[INSTRUCTIONS TO FOLLOW]
Each record below should be repeated precisely as written.

*** DATA ***

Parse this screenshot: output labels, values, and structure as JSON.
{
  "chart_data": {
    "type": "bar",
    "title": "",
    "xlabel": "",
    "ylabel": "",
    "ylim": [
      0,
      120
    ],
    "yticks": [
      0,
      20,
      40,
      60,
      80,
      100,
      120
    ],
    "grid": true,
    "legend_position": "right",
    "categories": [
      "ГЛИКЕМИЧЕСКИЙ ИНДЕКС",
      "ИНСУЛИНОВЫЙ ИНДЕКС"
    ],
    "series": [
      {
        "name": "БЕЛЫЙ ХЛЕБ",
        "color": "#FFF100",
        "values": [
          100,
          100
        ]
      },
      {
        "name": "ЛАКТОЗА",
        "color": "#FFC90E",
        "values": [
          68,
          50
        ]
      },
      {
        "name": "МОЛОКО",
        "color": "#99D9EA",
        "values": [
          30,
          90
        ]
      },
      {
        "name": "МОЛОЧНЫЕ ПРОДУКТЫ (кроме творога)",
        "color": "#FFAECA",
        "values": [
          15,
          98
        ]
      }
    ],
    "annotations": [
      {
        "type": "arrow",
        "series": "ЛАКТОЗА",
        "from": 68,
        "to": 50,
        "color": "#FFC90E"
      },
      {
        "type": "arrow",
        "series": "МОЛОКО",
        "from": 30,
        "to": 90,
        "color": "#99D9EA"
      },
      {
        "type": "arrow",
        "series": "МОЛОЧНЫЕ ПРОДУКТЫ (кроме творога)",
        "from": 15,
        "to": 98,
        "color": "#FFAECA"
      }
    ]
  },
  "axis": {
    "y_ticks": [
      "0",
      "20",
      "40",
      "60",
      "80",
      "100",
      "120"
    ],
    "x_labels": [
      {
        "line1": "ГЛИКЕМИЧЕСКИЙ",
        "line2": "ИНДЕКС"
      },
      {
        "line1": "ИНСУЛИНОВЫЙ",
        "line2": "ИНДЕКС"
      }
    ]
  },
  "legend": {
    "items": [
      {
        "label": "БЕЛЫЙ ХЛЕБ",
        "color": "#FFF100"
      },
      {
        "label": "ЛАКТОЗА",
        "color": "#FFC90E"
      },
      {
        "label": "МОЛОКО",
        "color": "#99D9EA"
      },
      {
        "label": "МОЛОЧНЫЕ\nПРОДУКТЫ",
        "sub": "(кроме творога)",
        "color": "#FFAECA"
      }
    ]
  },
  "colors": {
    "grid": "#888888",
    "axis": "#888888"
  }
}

***

[EXERCISE RESULT]
Parse this screenshot: output labels, values, and structure as JSON.
{
  "chart_data": {
    "type": "bar",
    "title": "",
    "xlabel": "",
    "ylabel": "",
    "ylim": [
      0,
      120
    ],
    "yticks": [
      0,
      20,
      40,
      60,
      80,
      100,
      120
    ],
    "grid": true,
    "legend_position": "right",
    "categories": [
      "ГЛИКЕМИЧЕСКИЙ ИНДЕКС",
      "ИНСУЛИНОВЫЙ ИНДЕКС"
    ],
    "series": [
      {
        "name": "БЕЛЫЙ ХЛЕБ",
        "color": "#FFF100",
        "values": [
          100,
          100
        ]
      },
      {
        "name": "ЛАКТОЗА",
        "color": "#FFC90E",
        "values": [
          68,
          50
        ]
      },
      {
        "name": "МОЛОКО",
        "color": "#99D9EA",
        "values": [
          30,
          90
        ]
      },
      {
        "name": "МОЛОЧНЫЕ ПРОДУКТЫ (кроме творога)",
        "color": "#FFAECA",
        "values": [
          15,
          98
        ]
      }
    ],
    "annotations": [
      {
        "type": "arrow",
        "series": "ЛАКТОЗА",
        "from": 68,
        "to": 50,
        "color": "#FFC90E"
      },
      {
        "type": "arrow",
        "series": "МОЛОКО",
        "from": 30,
        "to": 90,
        "color": "#99D9EA"
      },
      {
        "type": "arrow",
        "series": "МОЛОЧНЫЕ ПРОДУКТЫ (кроме творога)",
        "from": 15,
        "to": 98,
        "color": "#FFAECA"
      }
    ]
  },
  "axis": {
    "y_ticks": [
      "0",
      "20",
      "40",
      "60",
      "80",
      "100",
      "120"
    ],
    "x_labels": [
      {
        "line1": "ГЛИКЕМИЧЕСКИЙ",
        "line2": "ИНДЕКС"
      },
      {
        "line1": "ИНСУЛИНОВЫЙ",
        "line2": "ИНДЕКС"
      }
    ]
  },
  "legend": {
    "items": [
      {
        "label": "БЕЛЫЙ ХЛЕБ",
        "color": "#FFF100"
      },
      {
        "label": "ЛАКТОЗА",
        "color": "#FFC90E"
      },
      {
        "label": "МОЛОКО",
        "color": "#99D9EA"
      },
      {
        "label": "МОЛОЧНЫЕ\nПРОДУКТЫ",
        "sub": "(кроме творога)",
        "color": "#FFAECA"
      }
    ]
  },
  "colors": {
    "grid": "#888888",
    "axis": "#888888"
  }
}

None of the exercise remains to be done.